**INSTRUCTIONS TO FOLLOW:**
Pictures do not belong in the copy; transcribe everything else in the records exactly.
-------- SUPPLIED RECORDS --------
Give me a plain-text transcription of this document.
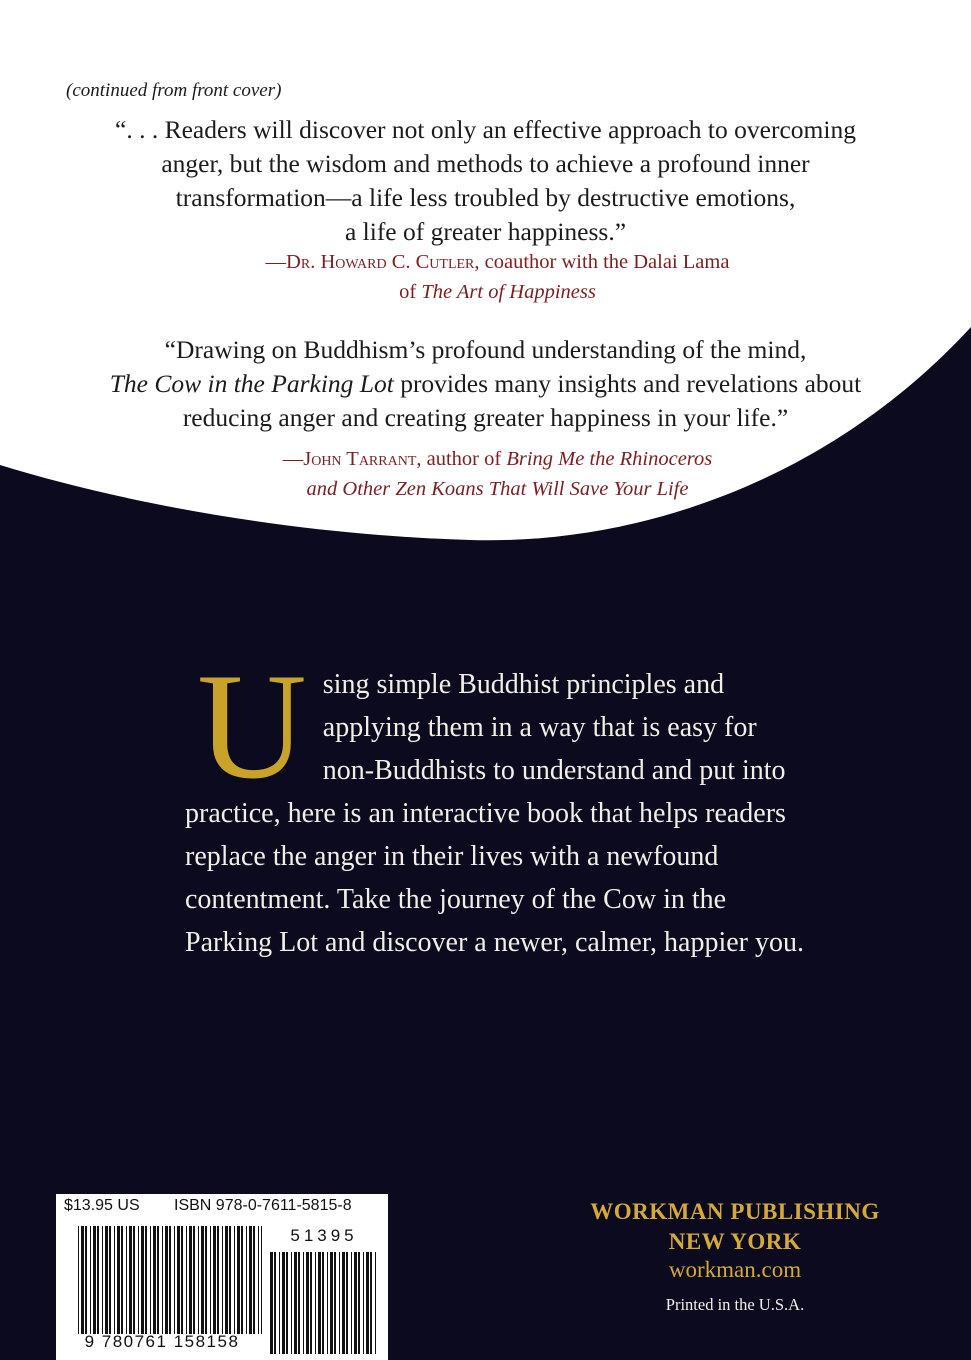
(continued from front cover)
“. . . Readers will discover not only an effective approach to overcoming
anger, but the wisdom and methods to achieve a profound inner
transformation—a life less troubled by destructive emotions,
a life of greater happiness.”
—Dr. Howard C. Cutler, coauthor with the Dalai Lama
of The Art of Happiness
“Drawing on Buddhism’s profound understanding of the mind,
The Cow in the Parking Lot provides many insights and revelations about
reducing anger and creating greater happiness in your life.”
—John Tarrant, author of Bring Me the Rhinoceros
and Other Zen Koans That Will Save Your Life
U sing simple Buddhist principles and applying them in a way that is easy for non-Buddhists to understand and put into practice, here is an interactive book that helps readers replace the anger in their lives with a newfound contentment. Take the journey of the Cow in the Parking Lot and discover a newer, calmer, happier you.
$13.95 US ISBN 978-0-7611-5815-8
51395
9 780761 158158
WORKMAN PUBLISHING
NEW YORK
workman.com
Printed in the U.S.A.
--------
**COMPLETED TASK:**
Give me a plain-text transcription of this document.
(continued from front cover)
“. . . Readers will discover not only an effective approach to overcoming
anger, but the wisdom and methods to achieve a profound inner
transformation—a life less troubled by destructive emotions,
a life of greater happiness.”
—Dr. Howard C. Cutler, coauthor with the Dalai Lama
of The Art of Happiness
“Drawing on Buddhism’s profound understanding of the mind,
The Cow in the Parking Lot provides many insights and revelations about
reducing anger and creating greater happiness in your life.”
—John Tarrant, author of Bring Me the Rhinoceros
and Other Zen Koans That Will Save Your Life
U sing simple Buddhist principles and applying them in a way that is easy for non-Buddhists to understand and put into practice, here is an interactive book that helps readers replace the anger in their lives with a newfound contentment. Take the journey of the Cow in the Parking Lot and discover a newer, calmer, happier you.
$13.95 US ISBN 978-0-7611-5815-8
51395
9 780761 158158
WORKMAN PUBLISHING
NEW YORK
workman.com
Printed in the U.S.A.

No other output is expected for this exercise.